Data entries

============================================================

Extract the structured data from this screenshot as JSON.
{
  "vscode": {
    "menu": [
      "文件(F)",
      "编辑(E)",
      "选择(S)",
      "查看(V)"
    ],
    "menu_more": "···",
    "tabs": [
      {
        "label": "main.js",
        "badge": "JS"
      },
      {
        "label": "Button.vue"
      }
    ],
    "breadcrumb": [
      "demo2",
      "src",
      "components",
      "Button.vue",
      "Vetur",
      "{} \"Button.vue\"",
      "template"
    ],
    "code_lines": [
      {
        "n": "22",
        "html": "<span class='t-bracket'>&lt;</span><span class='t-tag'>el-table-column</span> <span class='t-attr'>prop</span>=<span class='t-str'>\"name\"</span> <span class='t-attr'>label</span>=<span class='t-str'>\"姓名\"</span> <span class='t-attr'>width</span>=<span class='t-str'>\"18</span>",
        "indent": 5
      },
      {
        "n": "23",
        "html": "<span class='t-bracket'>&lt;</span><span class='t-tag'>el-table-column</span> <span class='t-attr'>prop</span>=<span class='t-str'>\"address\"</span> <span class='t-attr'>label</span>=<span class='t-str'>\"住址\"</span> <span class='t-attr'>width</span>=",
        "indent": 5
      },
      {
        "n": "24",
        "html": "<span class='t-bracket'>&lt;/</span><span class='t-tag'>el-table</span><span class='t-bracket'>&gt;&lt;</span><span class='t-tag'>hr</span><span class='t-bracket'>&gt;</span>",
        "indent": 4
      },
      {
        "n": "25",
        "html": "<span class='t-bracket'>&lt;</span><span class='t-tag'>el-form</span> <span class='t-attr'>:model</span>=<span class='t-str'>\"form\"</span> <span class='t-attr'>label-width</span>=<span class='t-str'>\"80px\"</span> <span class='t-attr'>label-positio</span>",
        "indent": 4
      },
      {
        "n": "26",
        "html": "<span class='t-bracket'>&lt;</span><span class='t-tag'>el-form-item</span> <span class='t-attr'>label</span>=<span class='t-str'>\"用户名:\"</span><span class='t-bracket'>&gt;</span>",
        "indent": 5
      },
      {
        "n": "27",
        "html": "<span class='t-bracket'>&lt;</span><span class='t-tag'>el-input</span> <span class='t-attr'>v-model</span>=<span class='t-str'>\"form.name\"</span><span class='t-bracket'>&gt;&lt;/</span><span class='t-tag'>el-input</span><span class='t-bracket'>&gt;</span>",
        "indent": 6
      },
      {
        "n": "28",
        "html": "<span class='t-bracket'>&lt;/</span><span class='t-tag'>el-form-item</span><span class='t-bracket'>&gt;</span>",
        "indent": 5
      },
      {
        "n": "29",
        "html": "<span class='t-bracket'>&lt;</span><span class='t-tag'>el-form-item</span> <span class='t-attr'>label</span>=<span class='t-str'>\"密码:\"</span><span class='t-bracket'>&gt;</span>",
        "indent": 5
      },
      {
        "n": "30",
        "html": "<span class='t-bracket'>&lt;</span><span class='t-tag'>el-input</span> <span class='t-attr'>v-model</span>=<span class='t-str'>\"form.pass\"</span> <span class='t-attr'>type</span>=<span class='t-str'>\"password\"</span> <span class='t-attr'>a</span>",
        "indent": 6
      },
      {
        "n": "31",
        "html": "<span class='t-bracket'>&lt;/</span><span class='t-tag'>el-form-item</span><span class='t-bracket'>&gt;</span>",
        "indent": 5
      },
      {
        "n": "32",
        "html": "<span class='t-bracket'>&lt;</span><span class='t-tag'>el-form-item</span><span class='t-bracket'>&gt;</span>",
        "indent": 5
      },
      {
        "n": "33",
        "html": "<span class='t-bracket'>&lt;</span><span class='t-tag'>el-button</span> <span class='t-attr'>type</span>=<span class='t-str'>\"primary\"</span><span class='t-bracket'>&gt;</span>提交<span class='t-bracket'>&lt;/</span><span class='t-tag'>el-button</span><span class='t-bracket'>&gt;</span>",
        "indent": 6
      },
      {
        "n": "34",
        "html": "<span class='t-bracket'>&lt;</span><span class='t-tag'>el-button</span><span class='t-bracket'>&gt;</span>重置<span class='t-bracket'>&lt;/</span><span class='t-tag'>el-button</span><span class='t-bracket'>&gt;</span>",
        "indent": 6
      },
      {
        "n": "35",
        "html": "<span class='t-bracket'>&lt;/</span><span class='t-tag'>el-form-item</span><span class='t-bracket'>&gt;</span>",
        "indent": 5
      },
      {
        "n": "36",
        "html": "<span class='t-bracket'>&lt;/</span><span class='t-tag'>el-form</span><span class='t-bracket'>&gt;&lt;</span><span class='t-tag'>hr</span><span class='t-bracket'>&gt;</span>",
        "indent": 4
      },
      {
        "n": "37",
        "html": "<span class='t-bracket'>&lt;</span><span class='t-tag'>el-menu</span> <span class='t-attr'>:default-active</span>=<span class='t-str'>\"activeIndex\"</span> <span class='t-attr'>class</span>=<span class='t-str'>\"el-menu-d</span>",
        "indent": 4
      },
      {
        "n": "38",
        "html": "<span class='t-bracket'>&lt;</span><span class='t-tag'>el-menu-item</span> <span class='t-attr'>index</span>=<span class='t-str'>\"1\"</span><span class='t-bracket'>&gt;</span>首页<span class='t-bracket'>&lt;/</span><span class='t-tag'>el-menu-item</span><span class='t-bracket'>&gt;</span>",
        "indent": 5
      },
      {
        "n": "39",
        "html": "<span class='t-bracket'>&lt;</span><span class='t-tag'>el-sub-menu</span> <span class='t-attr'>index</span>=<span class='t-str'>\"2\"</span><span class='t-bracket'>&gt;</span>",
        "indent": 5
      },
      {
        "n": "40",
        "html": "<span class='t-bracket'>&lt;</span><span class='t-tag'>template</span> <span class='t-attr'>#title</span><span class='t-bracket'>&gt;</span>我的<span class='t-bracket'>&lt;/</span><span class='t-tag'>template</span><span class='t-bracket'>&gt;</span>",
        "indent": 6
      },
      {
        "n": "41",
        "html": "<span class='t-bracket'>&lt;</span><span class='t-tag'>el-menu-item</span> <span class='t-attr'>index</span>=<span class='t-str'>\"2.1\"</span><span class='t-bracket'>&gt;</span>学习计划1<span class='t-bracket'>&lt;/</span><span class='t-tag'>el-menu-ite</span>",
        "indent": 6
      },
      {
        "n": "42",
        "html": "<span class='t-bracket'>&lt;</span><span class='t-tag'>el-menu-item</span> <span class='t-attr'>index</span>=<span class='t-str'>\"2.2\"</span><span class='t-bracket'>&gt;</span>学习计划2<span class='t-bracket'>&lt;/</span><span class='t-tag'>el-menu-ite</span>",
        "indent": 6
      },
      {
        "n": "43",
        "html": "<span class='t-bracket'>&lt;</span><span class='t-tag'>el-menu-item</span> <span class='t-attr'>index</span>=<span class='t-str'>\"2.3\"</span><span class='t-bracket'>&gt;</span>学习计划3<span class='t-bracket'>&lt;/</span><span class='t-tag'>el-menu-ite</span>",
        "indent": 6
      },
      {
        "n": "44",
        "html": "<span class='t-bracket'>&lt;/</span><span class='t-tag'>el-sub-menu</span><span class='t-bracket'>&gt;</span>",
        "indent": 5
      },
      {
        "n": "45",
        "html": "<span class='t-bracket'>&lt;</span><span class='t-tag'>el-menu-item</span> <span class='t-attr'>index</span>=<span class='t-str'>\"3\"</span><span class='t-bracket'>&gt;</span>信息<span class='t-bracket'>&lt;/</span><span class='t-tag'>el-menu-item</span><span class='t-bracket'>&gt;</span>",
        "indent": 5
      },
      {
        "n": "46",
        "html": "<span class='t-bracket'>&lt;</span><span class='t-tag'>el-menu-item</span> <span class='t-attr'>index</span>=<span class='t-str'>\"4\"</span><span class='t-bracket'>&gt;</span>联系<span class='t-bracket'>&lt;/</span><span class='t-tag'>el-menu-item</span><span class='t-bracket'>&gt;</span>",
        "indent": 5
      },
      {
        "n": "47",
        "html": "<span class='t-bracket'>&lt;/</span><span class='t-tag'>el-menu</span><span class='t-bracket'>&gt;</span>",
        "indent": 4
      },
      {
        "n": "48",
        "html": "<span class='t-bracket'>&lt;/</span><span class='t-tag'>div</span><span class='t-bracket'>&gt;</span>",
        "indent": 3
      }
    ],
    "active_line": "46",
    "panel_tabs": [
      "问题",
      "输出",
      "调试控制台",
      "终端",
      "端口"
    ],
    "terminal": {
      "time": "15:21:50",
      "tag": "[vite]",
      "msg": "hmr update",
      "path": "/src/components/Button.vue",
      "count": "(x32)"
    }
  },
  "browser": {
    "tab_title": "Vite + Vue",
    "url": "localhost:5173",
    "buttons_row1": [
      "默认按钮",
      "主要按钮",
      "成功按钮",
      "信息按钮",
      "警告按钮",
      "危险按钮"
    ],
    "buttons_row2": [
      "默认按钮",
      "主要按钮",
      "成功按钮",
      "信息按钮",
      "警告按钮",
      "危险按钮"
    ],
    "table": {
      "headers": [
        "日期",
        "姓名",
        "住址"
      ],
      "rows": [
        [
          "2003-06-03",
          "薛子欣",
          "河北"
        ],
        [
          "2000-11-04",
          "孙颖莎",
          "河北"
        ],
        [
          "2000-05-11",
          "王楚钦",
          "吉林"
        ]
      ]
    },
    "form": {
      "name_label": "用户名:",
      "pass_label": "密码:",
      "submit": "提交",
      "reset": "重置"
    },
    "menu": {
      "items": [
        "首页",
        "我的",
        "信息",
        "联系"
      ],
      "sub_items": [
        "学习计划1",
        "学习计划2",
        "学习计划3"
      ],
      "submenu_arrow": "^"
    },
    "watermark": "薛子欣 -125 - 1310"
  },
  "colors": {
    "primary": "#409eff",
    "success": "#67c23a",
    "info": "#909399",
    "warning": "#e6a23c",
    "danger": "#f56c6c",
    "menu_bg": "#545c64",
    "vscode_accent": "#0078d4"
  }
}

============================================================

EXERCISE = Find every line that holds "model" and copy it.

RESPONSE TO THIS TASK =
        "html": "<span class='t-bracket'>&lt;</span><span class='t-tag'>el-form</span> <span class='t-attr'>:model</span>=<span class='t-str'>\"form\"</span> <span class='t-attr'>label-width</span>=<span class='t-str'>\"80px\"</span> <span class='t-attr'>label-positio</span>",
        "html": "<span class='t-bracket'>&lt;</span><span class='t-tag'>el-input</span> <span class='t-attr'>v-model</span>=<span class='t-str'>\"form.name\"</span><span class='t-bracket'>&gt;&lt;/</span><span class='t-tag'>el-input</span><span class='t-bracket'>&gt;</span>",
        "html": "<span class='t-bracket'>&lt;</span><span class='t-tag'>el-input</span> <span class='t-attr'>v-model</span>=<span class='t-str'>\"form.pass\"</span> <span class='t-attr'>type</span>=<span class='t-str'>\"password\"</span> <span class='t-attr'>a</span>",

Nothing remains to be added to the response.